[Opening Selected text section]

As a receiver or counsel to a receiver, it is important to be aware of your potential courses of action should you be required to locate/secure assets or seek the disclosure of documentation from a party in a foreign jurisdiction such as the Cayman Islands.
The Grand Court of the Cayman Islands has statutory and common law authority to provide assistance to parties and courts involved in foreign bankruptcy/insolvency proceedings.
In a recently released judgment, In the Matter of Silk Road Funds Ltd.,[1] which was embargoed from Feb. 8, 2018, until May 30, 2019, Chief Justice Anthony Smellie (“Smellie CJ”) clarified the appropriate approach for foreign-appointed receivers when seeking recognition in the Cayman Islands.
This case involved an attempt by the Supreme Court of Bermuda court-appointed joint receivers of a Bermudian segregated accounts company, Silk Road M3 Fund (“M3 Fund”), to seek recognition of the receivership within the Cayman Islands for the primary purpose of obtaining permission to bring an action for Norwich Pharmacal[2] relief against the Joint Official Liquidators of Caledonian Bank Limited and Caledonian Securities Limited.

[Closing Selected text section]
[Opening The data section]

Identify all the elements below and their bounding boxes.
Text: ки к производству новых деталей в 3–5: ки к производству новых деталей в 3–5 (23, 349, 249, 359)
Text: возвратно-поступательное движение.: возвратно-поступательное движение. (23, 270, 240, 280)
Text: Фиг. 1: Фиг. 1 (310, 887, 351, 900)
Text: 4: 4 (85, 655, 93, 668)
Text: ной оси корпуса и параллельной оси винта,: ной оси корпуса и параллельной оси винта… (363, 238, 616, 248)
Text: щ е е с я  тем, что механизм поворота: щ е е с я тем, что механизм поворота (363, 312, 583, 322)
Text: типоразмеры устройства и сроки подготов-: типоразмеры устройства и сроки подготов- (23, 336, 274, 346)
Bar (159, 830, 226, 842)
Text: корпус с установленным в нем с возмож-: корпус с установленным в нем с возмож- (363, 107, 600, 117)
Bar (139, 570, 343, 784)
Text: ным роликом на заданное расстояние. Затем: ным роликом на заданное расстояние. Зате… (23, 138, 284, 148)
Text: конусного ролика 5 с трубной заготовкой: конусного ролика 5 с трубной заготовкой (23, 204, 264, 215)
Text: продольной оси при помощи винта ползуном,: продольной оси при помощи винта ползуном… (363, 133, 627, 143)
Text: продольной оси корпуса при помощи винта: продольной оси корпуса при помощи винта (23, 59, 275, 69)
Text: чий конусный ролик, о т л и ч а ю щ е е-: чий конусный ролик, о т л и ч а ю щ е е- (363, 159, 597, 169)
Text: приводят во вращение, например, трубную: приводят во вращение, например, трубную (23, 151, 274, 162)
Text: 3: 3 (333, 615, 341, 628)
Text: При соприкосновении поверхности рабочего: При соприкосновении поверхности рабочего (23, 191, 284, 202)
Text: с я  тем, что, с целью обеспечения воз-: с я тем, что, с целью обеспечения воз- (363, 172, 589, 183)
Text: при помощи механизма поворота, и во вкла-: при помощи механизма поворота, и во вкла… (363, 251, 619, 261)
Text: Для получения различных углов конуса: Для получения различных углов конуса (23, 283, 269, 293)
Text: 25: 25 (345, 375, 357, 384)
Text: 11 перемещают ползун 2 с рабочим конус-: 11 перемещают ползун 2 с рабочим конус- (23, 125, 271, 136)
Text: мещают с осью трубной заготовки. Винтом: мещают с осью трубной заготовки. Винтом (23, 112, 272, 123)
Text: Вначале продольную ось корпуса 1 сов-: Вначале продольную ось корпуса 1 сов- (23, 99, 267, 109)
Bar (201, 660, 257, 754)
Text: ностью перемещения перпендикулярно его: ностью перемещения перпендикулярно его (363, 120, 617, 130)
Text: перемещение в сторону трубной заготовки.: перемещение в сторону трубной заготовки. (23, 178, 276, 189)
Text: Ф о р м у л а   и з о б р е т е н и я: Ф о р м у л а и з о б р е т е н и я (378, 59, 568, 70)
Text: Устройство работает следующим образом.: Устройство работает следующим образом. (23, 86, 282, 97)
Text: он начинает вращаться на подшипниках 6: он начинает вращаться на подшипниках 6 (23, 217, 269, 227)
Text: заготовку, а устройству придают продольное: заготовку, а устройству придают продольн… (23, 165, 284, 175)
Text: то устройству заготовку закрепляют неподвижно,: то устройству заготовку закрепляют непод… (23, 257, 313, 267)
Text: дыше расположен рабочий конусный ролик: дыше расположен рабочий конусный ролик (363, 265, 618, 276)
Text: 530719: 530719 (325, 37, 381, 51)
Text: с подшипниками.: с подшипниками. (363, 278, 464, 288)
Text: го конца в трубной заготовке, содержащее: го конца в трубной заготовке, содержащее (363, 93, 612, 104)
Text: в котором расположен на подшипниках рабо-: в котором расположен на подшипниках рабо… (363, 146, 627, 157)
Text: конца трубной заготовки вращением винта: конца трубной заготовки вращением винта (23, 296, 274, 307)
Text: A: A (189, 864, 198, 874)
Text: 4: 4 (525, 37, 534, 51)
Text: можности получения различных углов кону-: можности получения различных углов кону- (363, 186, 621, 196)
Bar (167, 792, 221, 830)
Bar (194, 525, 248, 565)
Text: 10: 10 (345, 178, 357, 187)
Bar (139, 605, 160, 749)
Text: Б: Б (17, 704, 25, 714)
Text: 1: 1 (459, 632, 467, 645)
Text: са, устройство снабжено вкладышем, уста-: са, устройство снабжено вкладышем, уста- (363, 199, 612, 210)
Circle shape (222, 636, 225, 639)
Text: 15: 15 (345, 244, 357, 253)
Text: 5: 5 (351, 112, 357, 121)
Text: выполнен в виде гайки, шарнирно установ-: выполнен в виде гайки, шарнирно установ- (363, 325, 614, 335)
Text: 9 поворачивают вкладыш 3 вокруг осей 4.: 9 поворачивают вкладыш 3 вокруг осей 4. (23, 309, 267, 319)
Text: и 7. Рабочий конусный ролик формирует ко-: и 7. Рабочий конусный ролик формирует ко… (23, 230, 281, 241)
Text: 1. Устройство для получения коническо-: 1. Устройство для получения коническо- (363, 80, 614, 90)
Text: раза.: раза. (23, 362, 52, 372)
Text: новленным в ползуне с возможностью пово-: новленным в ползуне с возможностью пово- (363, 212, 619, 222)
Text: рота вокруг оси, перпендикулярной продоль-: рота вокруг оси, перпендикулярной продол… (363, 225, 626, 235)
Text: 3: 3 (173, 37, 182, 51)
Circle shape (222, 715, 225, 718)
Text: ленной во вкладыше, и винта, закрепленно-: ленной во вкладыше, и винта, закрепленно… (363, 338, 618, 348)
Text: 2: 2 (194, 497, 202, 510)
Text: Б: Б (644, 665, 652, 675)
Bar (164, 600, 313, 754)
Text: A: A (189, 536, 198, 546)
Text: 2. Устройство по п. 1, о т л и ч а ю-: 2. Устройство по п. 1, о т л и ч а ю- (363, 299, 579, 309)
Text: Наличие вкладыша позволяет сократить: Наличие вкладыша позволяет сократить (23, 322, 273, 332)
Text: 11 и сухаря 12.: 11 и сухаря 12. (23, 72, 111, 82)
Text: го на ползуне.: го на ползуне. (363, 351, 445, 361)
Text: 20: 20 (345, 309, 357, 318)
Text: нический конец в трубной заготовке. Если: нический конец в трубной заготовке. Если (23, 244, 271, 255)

[Closing The data section]

Tasks to complete:
A – Answer these questions about the article on Cayman Islands recognition of foreign receivers:
(i) Which court has statutory and common law authority to assist parties and courts in foreign bankruptcy or insolvency proceedings?
(ii) During what period was the Silk Road Funds judgment embargoed?
(iii) Which court appointed the joint receivers of M3 Fund?
B – Continue the article on Cayman Islands recognition of foreign receivers from its last sentence.
These records come from a separate source and are unrelated to the text.

Results in order:
A –
(i) The Grand Court of the Cayman Islands.
(ii) From Feb. 8, 2018, until May 30, 2019.
(iii) The Supreme Court of Bermuda.

B –
The receivers argued that the available routes to recognition in the Cayman Islands were through the common law and the principle of “modified universalism,” but the only correct route for the receivers was through modified universalism.
Statutory Recognition
The Grand Court accepted the receivers’ position that statutory recognition pursuant to Part XVII – International Co-operation of the Companies Law (2016 Revision) [now 2018 Revision][3] is not the appropriate route for the receivers to obtain recognition of their receivership.
Obtaining recognition of a foreign bankruptcy proceeding pursuant to the Companies Law requires a foreign representative to make an application to the Grand Court for an order ancillary to the foreign bankruptcy proceedings.
The Companies Law defines “foreign representative” as a trustee, liquidator or other official appointed in respect of a debtor for the purposes of a foreign bankruptcy proceeding. A “debtor” is defined as a foreign corporation or other foreign legal entity subject to a foreign bankruptcy proceeding in the country in which it is incorporated or established.
Smellie CJ found that because M3 Fund is not a legal entity,[4] it could not fall within the definition of “debtor” and the receivers could therefore not be “foreign representatives.”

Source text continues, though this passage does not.